WRITTEN REQUEST
From the listing below, extract every line in which the word "南至荷叶路" appears.

INPUT DATA

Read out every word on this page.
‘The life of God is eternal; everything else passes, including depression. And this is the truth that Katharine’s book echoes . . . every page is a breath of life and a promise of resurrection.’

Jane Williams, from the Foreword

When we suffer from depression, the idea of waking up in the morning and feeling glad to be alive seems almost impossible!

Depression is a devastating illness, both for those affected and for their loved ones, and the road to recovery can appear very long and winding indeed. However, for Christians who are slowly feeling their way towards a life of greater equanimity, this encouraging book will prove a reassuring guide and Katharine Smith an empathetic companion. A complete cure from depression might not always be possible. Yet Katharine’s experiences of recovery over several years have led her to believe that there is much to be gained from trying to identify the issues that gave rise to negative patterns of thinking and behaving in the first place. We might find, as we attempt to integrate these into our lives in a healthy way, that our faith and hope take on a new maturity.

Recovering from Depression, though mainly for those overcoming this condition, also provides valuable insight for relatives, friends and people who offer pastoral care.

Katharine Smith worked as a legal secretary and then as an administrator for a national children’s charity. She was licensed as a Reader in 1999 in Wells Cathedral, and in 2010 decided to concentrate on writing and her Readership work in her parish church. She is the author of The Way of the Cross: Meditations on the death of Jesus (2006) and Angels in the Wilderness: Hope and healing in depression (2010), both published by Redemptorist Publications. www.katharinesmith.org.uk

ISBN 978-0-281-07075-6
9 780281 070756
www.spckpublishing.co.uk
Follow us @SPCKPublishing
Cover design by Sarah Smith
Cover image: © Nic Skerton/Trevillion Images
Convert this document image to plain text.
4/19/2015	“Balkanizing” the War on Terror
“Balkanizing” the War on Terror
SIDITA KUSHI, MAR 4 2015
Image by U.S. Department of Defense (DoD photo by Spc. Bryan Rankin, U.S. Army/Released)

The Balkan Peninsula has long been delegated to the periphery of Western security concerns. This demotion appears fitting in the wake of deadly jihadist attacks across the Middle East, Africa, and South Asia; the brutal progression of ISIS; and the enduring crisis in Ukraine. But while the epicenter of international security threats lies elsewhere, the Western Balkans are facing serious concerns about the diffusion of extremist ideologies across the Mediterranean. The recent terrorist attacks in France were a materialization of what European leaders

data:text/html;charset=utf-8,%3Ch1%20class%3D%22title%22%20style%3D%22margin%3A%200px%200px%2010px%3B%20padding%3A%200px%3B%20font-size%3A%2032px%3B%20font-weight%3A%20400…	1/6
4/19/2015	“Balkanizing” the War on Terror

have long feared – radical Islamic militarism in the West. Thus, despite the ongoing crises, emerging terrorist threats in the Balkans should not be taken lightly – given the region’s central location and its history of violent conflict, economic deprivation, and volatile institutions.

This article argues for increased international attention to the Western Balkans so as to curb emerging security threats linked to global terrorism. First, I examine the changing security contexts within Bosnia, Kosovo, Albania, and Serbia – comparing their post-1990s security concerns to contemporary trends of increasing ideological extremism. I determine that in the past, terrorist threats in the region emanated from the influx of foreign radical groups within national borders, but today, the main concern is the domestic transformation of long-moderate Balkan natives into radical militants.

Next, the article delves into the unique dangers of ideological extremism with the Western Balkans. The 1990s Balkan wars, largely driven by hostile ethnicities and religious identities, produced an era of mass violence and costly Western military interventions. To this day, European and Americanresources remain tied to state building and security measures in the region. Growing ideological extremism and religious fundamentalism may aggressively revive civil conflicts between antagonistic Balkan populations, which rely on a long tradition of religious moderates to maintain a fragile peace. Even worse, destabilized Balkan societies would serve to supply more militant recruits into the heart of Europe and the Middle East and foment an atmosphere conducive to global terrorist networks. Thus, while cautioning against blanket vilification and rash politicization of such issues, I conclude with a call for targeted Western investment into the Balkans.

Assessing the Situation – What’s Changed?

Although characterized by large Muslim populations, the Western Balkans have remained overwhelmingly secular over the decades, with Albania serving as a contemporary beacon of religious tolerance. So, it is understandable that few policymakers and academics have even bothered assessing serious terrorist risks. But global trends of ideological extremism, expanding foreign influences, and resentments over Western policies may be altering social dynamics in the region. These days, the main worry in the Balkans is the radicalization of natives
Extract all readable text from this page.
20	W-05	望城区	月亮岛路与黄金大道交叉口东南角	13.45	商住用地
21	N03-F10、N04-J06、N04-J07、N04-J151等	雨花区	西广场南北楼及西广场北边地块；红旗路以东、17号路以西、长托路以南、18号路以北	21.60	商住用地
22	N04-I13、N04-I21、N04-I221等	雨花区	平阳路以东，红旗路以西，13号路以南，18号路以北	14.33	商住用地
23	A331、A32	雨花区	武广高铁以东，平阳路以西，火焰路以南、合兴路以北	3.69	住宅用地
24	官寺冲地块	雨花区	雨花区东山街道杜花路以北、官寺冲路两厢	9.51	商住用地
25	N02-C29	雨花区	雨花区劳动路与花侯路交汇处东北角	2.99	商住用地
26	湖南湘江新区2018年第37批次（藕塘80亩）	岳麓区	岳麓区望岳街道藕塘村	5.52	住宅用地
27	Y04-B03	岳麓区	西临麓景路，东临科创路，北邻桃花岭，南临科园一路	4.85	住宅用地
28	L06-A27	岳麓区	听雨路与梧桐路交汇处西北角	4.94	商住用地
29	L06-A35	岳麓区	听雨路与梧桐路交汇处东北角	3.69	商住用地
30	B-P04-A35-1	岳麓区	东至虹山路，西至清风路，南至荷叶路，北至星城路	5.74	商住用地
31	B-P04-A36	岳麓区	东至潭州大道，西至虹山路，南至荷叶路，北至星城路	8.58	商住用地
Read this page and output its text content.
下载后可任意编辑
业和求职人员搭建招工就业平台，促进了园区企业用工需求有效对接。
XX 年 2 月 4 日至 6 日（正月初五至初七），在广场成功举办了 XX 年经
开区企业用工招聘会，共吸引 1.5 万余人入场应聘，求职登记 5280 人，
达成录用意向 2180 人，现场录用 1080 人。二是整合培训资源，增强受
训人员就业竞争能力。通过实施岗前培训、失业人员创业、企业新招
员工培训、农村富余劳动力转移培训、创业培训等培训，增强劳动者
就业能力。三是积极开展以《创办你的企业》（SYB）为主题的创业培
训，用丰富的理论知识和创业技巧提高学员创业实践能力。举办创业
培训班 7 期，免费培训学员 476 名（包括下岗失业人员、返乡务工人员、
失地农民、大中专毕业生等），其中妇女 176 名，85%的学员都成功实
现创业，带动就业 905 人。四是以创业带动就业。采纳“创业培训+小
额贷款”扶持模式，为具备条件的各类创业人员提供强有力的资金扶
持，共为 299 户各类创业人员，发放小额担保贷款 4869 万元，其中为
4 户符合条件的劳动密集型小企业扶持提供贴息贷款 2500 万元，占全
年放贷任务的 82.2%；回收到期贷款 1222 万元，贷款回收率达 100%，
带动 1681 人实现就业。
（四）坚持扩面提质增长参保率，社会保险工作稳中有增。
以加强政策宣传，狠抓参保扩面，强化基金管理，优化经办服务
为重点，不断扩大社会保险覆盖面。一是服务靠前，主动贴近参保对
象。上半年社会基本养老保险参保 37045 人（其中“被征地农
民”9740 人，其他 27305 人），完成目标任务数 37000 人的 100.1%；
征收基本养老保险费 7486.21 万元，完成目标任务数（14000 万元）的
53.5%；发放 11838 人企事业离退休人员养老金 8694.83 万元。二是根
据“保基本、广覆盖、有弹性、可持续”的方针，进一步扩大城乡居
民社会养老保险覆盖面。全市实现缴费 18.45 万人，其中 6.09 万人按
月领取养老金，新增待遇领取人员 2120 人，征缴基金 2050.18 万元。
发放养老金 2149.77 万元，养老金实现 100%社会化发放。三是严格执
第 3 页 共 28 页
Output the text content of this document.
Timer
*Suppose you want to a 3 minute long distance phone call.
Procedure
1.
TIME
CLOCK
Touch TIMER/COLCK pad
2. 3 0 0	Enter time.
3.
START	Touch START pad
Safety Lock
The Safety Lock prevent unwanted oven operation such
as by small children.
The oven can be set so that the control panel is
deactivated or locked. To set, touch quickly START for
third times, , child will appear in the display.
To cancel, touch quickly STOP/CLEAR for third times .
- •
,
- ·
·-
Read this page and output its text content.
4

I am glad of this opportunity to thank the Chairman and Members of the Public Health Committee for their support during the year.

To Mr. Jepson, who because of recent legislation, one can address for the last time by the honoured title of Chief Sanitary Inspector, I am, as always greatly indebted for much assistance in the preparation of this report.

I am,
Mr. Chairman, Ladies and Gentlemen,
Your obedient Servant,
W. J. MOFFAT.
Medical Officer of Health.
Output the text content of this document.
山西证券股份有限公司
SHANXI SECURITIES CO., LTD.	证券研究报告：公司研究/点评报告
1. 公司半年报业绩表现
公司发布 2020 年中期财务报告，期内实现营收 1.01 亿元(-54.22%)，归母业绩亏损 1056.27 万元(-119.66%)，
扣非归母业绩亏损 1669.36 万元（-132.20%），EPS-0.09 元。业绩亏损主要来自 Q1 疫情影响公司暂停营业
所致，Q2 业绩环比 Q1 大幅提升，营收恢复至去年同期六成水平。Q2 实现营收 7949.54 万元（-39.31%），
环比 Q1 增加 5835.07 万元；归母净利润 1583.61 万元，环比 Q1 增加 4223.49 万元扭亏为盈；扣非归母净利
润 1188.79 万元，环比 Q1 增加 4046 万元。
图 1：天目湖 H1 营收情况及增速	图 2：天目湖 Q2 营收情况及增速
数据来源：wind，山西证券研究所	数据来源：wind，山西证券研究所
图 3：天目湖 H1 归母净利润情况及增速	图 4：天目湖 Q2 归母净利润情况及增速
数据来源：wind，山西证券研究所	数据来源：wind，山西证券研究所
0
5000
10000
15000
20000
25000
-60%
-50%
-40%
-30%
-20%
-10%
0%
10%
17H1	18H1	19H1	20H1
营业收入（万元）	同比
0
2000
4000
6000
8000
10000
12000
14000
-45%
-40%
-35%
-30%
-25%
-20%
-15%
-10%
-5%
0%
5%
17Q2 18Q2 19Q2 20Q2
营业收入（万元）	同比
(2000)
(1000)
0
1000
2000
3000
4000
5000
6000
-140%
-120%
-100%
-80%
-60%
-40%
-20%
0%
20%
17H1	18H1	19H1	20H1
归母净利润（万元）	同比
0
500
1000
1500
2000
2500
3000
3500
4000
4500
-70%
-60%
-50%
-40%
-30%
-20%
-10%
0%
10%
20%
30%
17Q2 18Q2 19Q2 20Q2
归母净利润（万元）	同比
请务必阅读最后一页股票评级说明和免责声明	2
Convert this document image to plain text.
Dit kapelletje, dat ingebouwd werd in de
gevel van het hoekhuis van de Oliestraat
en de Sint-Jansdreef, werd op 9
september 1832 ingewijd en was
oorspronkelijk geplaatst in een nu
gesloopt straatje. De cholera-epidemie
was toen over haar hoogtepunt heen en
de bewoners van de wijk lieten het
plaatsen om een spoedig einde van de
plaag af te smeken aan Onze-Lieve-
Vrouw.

ANSWER
30	B-P04-A35-1	岳麓区	东至虹山路，西至清风路，南至荷叶路，北至星城路	5.74	商住用地
31	B-P04-A36	岳麓区	东至潭州大道，西至虹山路，南至荷叶路，北至星城路	8.58	商住用地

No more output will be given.